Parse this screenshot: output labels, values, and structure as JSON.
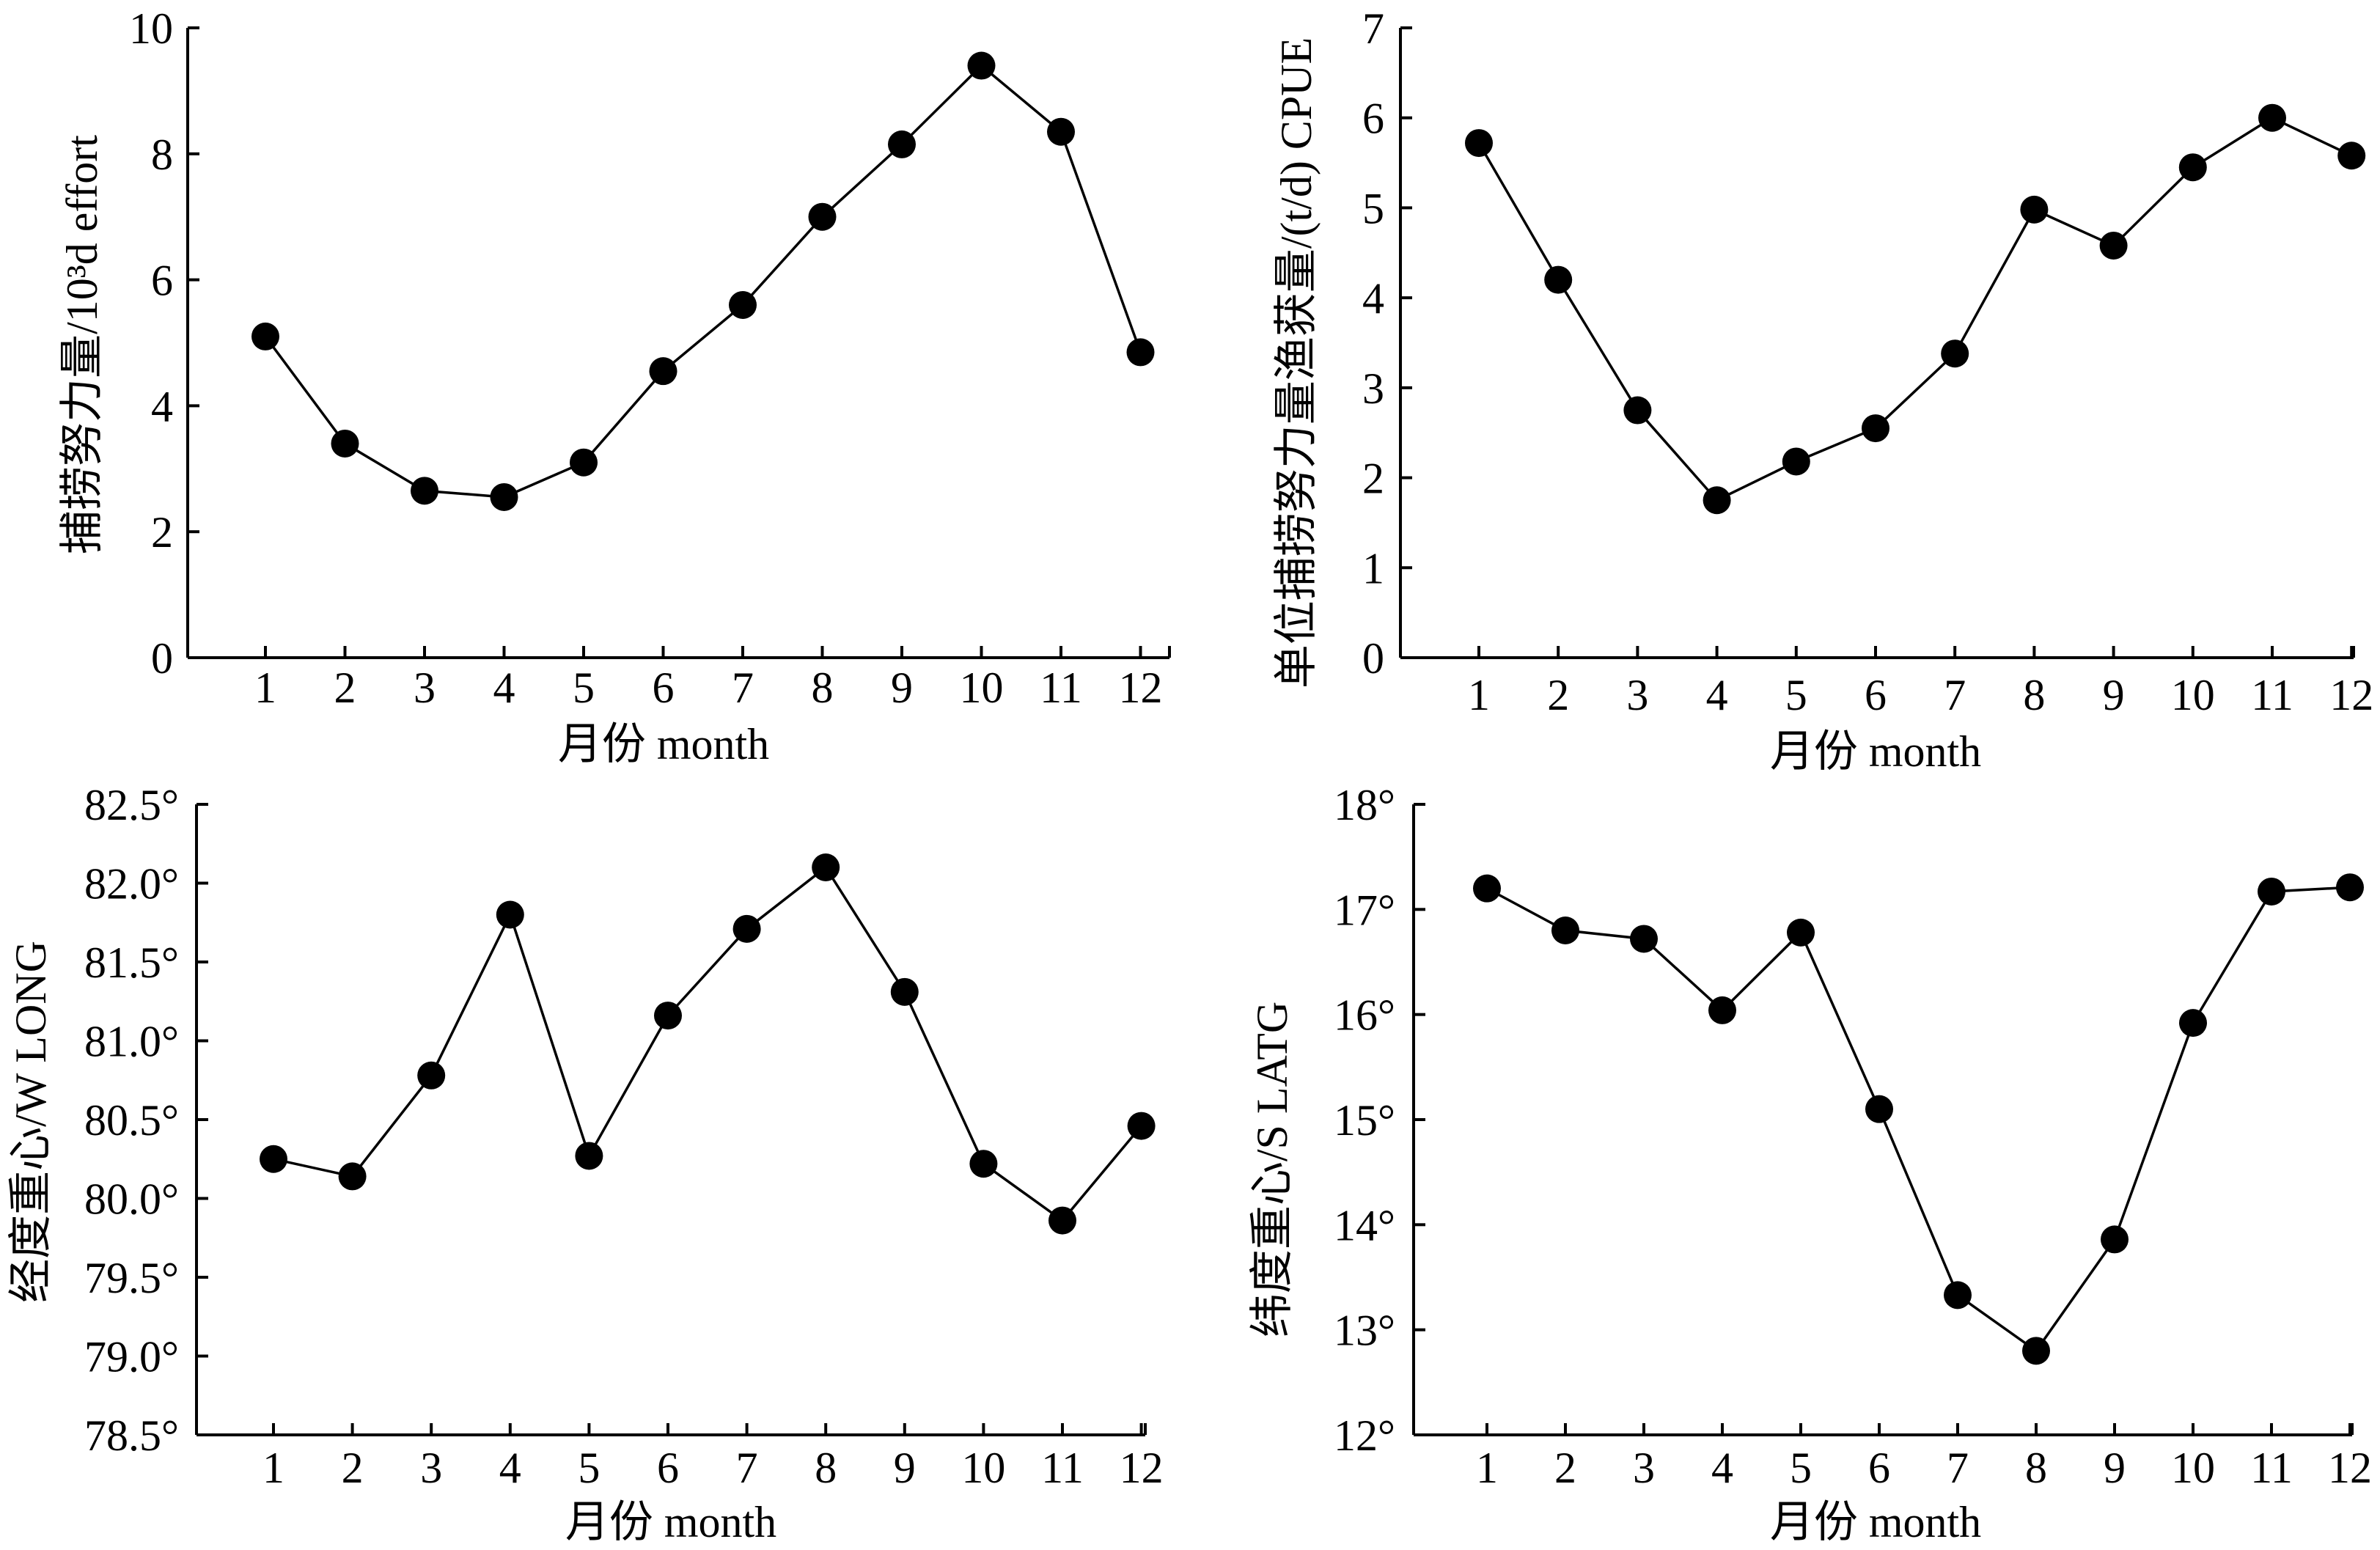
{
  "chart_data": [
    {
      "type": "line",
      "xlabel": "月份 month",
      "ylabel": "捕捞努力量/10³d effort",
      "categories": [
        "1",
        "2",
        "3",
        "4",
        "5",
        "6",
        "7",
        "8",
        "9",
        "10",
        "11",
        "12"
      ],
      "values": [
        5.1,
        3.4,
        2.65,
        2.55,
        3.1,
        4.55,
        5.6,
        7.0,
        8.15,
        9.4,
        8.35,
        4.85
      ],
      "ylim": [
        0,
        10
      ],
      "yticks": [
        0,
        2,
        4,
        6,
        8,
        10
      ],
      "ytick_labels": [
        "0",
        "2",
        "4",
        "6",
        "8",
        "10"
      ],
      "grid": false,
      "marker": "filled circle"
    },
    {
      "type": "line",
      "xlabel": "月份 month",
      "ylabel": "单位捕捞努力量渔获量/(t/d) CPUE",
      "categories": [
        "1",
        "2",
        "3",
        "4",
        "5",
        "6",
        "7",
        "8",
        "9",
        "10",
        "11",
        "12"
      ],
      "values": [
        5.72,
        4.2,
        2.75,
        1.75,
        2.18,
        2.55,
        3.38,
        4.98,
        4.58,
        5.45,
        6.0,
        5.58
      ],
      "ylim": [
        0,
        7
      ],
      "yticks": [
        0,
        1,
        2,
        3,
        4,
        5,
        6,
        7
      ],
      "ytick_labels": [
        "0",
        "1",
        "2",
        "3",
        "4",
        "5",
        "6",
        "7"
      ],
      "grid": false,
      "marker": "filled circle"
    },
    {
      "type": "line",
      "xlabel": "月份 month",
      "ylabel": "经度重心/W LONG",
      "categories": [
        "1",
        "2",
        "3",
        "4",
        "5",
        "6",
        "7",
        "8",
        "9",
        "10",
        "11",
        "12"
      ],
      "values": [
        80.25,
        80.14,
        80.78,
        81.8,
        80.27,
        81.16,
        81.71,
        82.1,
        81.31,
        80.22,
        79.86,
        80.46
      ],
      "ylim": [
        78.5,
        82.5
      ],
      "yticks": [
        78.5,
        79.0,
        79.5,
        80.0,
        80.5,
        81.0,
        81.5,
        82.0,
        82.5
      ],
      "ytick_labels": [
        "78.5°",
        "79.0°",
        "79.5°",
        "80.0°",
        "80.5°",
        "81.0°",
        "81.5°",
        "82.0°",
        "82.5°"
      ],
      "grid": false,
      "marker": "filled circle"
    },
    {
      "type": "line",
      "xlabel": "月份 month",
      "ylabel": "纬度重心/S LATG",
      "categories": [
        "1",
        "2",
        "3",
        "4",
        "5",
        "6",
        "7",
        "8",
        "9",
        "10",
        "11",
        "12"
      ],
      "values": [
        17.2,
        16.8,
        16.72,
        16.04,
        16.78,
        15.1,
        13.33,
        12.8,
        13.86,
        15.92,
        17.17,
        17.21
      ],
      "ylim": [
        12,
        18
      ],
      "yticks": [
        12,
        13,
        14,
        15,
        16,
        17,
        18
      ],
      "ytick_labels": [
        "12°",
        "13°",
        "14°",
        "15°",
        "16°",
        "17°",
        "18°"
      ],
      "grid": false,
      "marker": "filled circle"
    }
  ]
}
==*==
* _What is being asked_
Repeat each record exactly, with the pictures left out.

* _In response_
Parse this screenshot: output labels, values, and structure as JSON.
{
  "chart_data": [
    {
      "type": "line",
      "xlabel": "月份 month",
      "ylabel": "捕捞努力量/10³d effort",
      "categories": [
        "1",
        "2",
        "3",
        "4",
        "5",
        "6",
        "7",
        "8",
        "9",
        "10",
        "11",
        "12"
      ],
      "values": [
        5.1,
        3.4,
        2.65,
        2.55,
        3.1,
        4.55,
        5.6,
        7.0,
        8.15,
        9.4,
        8.35,
        4.85
      ],
      "ylim": [
        0,
        10
      ],
      "yticks": [
        0,
        2,
        4,
        6,
        8,
        10
      ],
      "ytick_labels": [
        "0",
        "2",
        "4",
        "6",
        "8",
        "10"
      ],
      "grid": false,
      "marker": "filled circle"
    },
    {
      "type": "line",
      "xlabel": "月份 month",
      "ylabel": "单位捕捞努力量渔获量/(t/d) CPUE",
      "categories": [
        "1",
        "2",
        "3",
        "4",
        "5",
        "6",
        "7",
        "8",
        "9",
        "10",
        "11",
        "12"
      ],
      "values": [
        5.72,
        4.2,
        2.75,
        1.75,
        2.18,
        2.55,
        3.38,
        4.98,
        4.58,
        5.45,
        6.0,
        5.58
      ],
      "ylim": [
        0,
        7
      ],
      "yticks": [
        0,
        1,
        2,
        3,
        4,
        5,
        6,
        7
      ],
      "ytick_labels": [
        "0",
        "1",
        "2",
        "3",
        "4",
        "5",
        "6",
        "7"
      ],
      "grid": false,
      "marker": "filled circle"
    },
    {
      "type": "line",
      "xlabel": "月份 month",
      "ylabel": "经度重心/W LONG",
      "categories": [
        "1",
        "2",
        "3",
        "4",
        "5",
        "6",
        "7",
        "8",
        "9",
        "10",
        "11",
        "12"
      ],
      "values": [
        80.25,
        80.14,
        80.78,
        81.8,
        80.27,
        81.16,
        81.71,
        82.1,
        81.31,
        80.22,
        79.86,
        80.46
      ],
      "ylim": [
        78.5,
        82.5
      ],
      "yticks": [
        78.5,
        79.0,
        79.5,
        80.0,
        80.5,
        81.0,
        81.5,
        82.0,
        82.5
      ],
      "ytick_labels": [
        "78.5°",
        "79.0°",
        "79.5°",
        "80.0°",
        "80.5°",
        "81.0°",
        "81.5°",
        "82.0°",
        "82.5°"
      ],
      "grid": false,
      "marker": "filled circle"
    },
    {
      "type": "line",
      "xlabel": "月份 month",
      "ylabel": "纬度重心/S LATG",
      "categories": [
        "1",
        "2",
        "3",
        "4",
        "5",
        "6",
        "7",
        "8",
        "9",
        "10",
        "11",
        "12"
      ],
      "values": [
        17.2,
        16.8,
        16.72,
        16.04,
        16.78,
        15.1,
        13.33,
        12.8,
        13.86,
        15.92,
        17.17,
        17.21
      ],
      "ylim": [
        12,
        18
      ],
      "yticks": [
        12,
        13,
        14,
        15,
        16,
        17,
        18
      ],
      "ytick_labels": [
        "12°",
        "13°",
        "14°",
        "15°",
        "16°",
        "17°",
        "18°"
      ],
      "grid": false,
      "marker": "filled circle"
    }
  ]
}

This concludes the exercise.